══ Materials provided ══

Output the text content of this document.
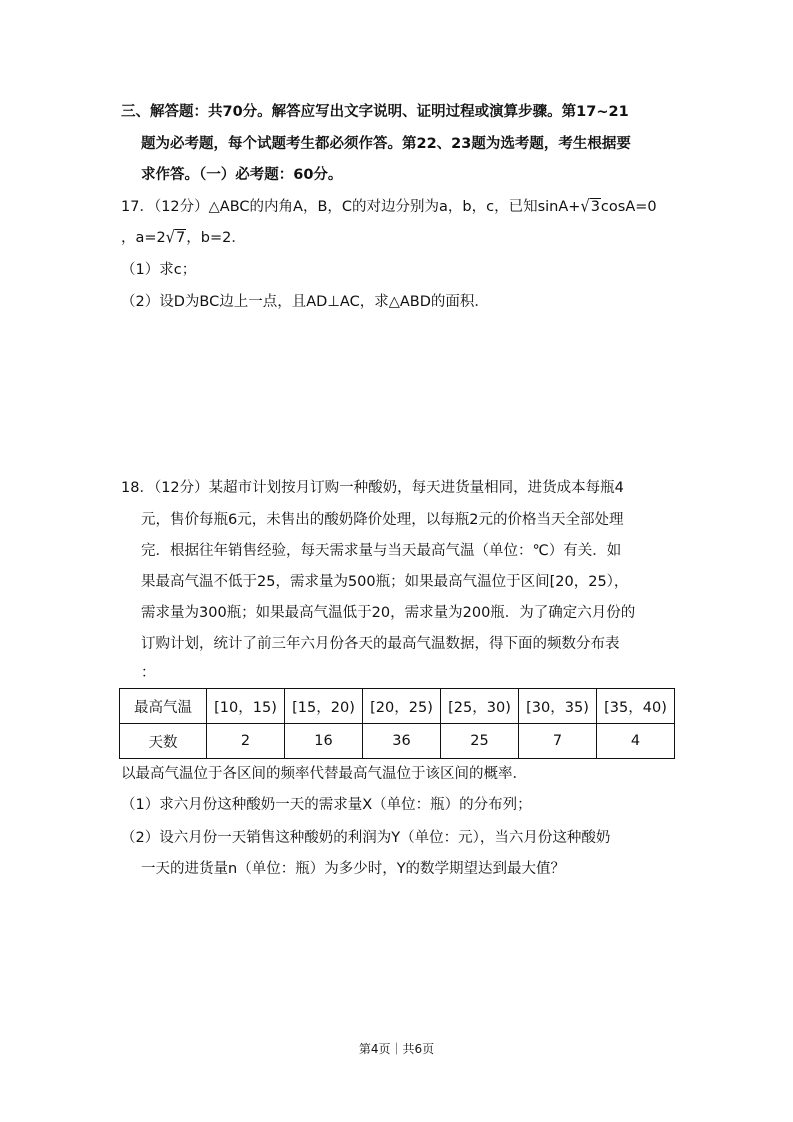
三、解答题：共70分。解答应写出文字说明、证明过程或演算步骤。第17~21
题为必考题，每个试题考生都必须作答。第22、23题为选考题，考生根据要
求作答。（一）必考题：60分。
17．（12分）△ABC的内角A，B，C的对边分别为a，b，c，已知sinA+√3cosA=0
，a=2√7，b=2．
（1）求c；
（2）设D为BC边上一点，且AD⊥AC，求△ABD的面积．
18．（12分）某超市计划按月订购一种酸奶，每天进货量相同，进货成本每瓶4
元，售价每瓶6元，未售出的酸奶降价处理，以每瓶2元的价格当天全部处理
完．根据往年销售经验，每天需求量与当天最高气温（单位：℃）有关．如
果最高气温不低于25，需求量为500瓶；如果最高气温位于区间[20，25），
需求量为300瓶；如果最高气温低于20，需求量为200瓶．为了确定六月份的
订购计划，统计了前三年六月份各天的最高气温数据，得下面的频数分布表
：
最高气温	[10，15)	[15，20)	[20，25)	[25，30)	[30，35)	[35，40)
天数	2	16	36	25	7	4
以最高气温位于各区间的频率代替最高气温位于该区间的概率．
（1）求六月份这种酸奶一天的需求量X（单位：瓶）的分布列；
（2）设六月份一天销售这种酸奶的利润为Y（单位：元），当六月份这种酸奶
一天的进货量n（单位：瓶）为多少时，Y的数学期望达到最大值？
第4页｜共6页
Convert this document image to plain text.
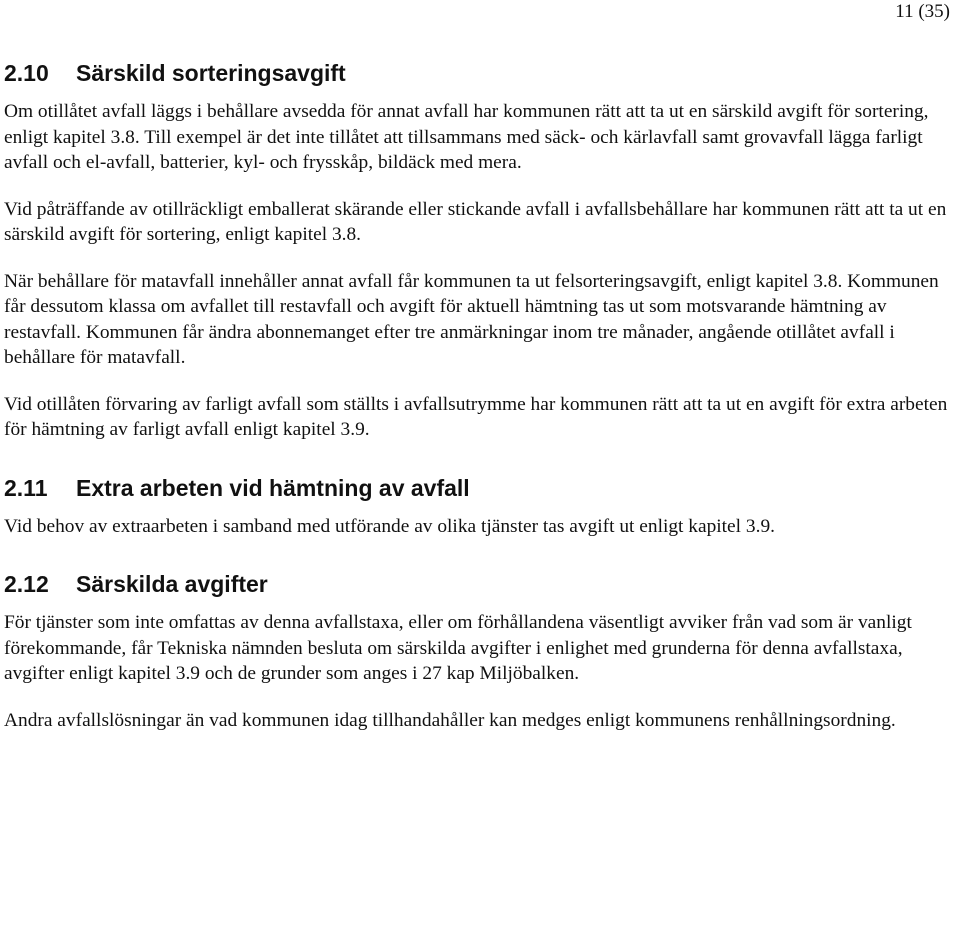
11 (35)
2.10	Särskild sorteringsavgift

Om otillåtet avfall läggs i behållare avsedda för annat avfall har kommunen rätt att ta ut en särskild avgift för sortering, enligt kapitel 3.8. Till exempel är det inte tillåtet att tillsammans med säck- och kärlavfall samt grovavfall lägga farligt avfall och el-avfall, batterier, kyl- och frysskåp, bildäck med mera.

Vid påträffande av otillräckligt emballerat skärande eller stickande avfall i avfallsbehållare har kommunen rätt att ta ut en särskild avgift för sortering, enligt kapitel 3.8.

När behållare för matavfall innehåller annat avfall får kommunen ta ut felsorteringsavgift, enligt kapitel 3.8. Kommunen får dessutom klassa om avfallet till restavfall och avgift för aktuell hämtning tas ut som motsvarande hämtning av restavfall. Kommunen får ändra abonnemanget efter tre anmärkningar inom tre månader, angående otillåtet avfall i behållare för matavfall.

Vid otillåten förvaring av farligt avfall som ställts i avfallsutrymme har kommunen rätt att ta ut en avgift för extra arbeten för hämtning av farligt avfall enligt kapitel 3.9.

2.11	Extra arbeten vid hämtning av avfall

Vid behov av extraarbeten i samband med utförande av olika tjänster tas avgift ut enligt kapitel 3.9.

2.12	Särskilda avgifter

För tjänster som inte omfattas av denna avfallstaxa, eller om förhållandena väsentligt avviker från vad som är vanligt förekommande, får Tekniska nämnden besluta om särskilda avgifter i enlighet med grunderna för denna avfallstaxa, avgifter enligt kapitel 3.9 och de grunder som anges i 27 kap Miljöbalken.

Andra avfallslösningar än vad kommunen idag tillhandahåller kan medges enligt kommunens renhållningsordning.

═══

▸ Problem requirements:
Identify every line where the string "tjänster" appears.

▸ Answer to this task:
Vid behov av extraarbeten i samband med utförande av olika tjänster tas avgift ut enligt kapitel 3.9.
För tjänster som inte omfattas av denna avfallstaxa, eller om förhållandena väsentligt avviker från vad som är vanligt förekommande, får Tekniska nämnden besluta om särskilda avgifter i enlighet med grunderna för denna avfallstaxa, avgifter enligt kapitel 3.9 och de grunder som anges i 27 kap Miljöbalken.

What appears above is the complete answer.